Start Dataset rows

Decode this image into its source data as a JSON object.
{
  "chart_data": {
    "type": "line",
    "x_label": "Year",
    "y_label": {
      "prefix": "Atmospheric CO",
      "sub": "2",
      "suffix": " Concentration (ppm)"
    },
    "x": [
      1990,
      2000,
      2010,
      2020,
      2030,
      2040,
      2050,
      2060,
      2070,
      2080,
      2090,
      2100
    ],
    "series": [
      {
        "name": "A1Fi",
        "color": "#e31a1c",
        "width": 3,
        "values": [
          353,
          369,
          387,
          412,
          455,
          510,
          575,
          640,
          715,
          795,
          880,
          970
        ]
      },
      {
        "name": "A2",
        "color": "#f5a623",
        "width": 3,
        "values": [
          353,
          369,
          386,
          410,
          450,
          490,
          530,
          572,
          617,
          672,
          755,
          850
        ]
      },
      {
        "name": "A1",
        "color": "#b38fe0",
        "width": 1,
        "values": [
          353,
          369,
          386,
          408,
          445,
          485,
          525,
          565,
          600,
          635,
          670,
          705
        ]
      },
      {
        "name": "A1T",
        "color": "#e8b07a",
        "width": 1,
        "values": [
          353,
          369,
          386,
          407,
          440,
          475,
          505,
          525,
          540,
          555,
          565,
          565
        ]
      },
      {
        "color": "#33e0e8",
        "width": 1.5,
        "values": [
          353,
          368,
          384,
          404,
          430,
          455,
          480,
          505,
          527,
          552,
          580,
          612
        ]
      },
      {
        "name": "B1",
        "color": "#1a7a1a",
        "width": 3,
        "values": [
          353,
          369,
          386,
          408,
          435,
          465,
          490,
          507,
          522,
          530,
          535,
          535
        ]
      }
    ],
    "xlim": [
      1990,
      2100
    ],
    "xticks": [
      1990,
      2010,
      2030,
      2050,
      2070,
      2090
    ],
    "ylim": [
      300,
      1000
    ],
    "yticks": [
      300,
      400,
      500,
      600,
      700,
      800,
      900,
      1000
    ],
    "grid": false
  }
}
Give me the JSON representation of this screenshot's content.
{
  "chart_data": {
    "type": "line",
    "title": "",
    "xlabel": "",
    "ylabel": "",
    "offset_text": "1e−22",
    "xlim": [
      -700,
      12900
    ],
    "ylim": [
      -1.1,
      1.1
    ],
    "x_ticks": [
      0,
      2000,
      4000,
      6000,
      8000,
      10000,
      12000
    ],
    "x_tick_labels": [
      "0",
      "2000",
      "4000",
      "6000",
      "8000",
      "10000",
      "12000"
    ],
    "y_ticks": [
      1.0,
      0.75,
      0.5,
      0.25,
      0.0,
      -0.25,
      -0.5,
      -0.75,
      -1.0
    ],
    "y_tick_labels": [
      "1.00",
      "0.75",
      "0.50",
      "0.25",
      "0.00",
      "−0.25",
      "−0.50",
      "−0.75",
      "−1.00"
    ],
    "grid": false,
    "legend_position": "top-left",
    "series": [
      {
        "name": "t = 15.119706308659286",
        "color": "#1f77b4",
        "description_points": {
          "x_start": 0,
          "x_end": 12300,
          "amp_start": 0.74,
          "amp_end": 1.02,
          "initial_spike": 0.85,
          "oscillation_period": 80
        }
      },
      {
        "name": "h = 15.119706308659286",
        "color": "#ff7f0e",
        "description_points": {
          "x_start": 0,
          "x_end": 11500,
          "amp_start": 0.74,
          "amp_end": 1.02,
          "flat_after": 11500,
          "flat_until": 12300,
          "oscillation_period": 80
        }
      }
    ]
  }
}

End Dataset rows

Please reproduce each record precisely as written.

Solution >>
Decode this image into its source data as a JSON object.
{
  "chart_data": {
    "type": "line",
    "x_label": "Year",
    "y_label": {
      "prefix": "Atmospheric CO",
      "sub": "2",
      "suffix": " Concentration (ppm)"
    },
    "x": [
      1990,
      2000,
      2010,
      2020,
      2030,
      2040,
      2050,
      2060,
      2070,
      2080,
      2090,
      2100
    ],
    "series": [
      {
        "name": "A1Fi",
        "color": "#e31a1c",
        "width": 3,
        "values": [
          353,
          369,
          387,
          412,
          455,
          510,
          575,
          640,
          715,
          795,
          880,
          970
        ]
      },
      {
        "name": "A2",
        "color": "#f5a623",
        "width": 3,
        "values": [
          353,
          369,
          386,
          410,
          450,
          490,
          530,
          572,
          617,
          672,
          755,
          850
        ]
      },
      {
        "name": "A1",
        "color": "#b38fe0",
        "width": 1,
        "values": [
          353,
          369,
          386,
          408,
          445,
          485,
          525,
          565,
          600,
          635,
          670,
          705
        ]
      },
      {
        "name": "A1T",
        "color": "#e8b07a",
        "width": 1,
        "values": [
          353,
          369,
          386,
          407,
          440,
          475,
          505,
          525,
          540,
          555,
          565,
          565
        ]
      },
      {
        "color": "#33e0e8",
        "width": 1.5,
        "values": [
          353,
          368,
          384,
          404,
          430,
          455,
          480,
          505,
          527,
          552,
          580,
          612
        ]
      },
      {
        "name": "B1",
        "color": "#1a7a1a",
        "width": 3,
        "values": [
          353,
          369,
          386,
          408,
          435,
          465,
          490,
          507,
          522,
          530,
          535,
          535
        ]
      }
    ],
    "xlim": [
      1990,
      2100
    ],
    "xticks": [
      1990,
      2010,
      2030,
      2050,
      2070,
      2090
    ],
    "ylim": [
      300,
      1000
    ],
    "yticks": [
      300,
      400,
      500,
      600,
      700,
      800,
      900,
      1000
    ],
    "grid": false
  }
}
Give me the JSON representation of this screenshot's content.
{
  "chart_data": {
    "type": "line",
    "title": "",
    "xlabel": "",
    "ylabel": "",
    "offset_text": "1e−22",
    "xlim": [
      -700,
      12900
    ],
    "ylim": [
      -1.1,
      1.1
    ],
    "x_ticks": [
      0,
      2000,
      4000,
      6000,
      8000,
      10000,
      12000
    ],
    "x_tick_labels": [
      "0",
      "2000",
      "4000",
      "6000",
      "8000",
      "10000",
      "12000"
    ],
    "y_ticks": [
      1.0,
      0.75,
      0.5,
      0.25,
      0.0,
      -0.25,
      -0.5,
      -0.75,
      -1.0
    ],
    "y_tick_labels": [
      "1.00",
      "0.75",
      "0.50",
      "0.25",
      "0.00",
      "−0.25",
      "−0.50",
      "−0.75",
      "−1.00"
    ],
    "grid": false,
    "legend_position": "top-left",
    "series": [
      {
        "name": "t = 15.119706308659286",
        "color": "#1f77b4",
        "description_points": {
          "x_start": 0,
          "x_end": 12300,
          "amp_start": 0.74,
          "amp_end": 1.02,
          "initial_spike": 0.85,
          "oscillation_period": 80
        }
      },
      {
        "name": "h = 15.119706308659286",
        "color": "#ff7f0e",
        "description_points": {
          "x_start": 0,
          "x_end": 11500,
          "amp_start": 0.74,
          "amp_end": 1.02,
          "flat_after": 11500,
          "flat_until": 12300,
          "oscillation_period": 80
        }
      }
    ]
  }
}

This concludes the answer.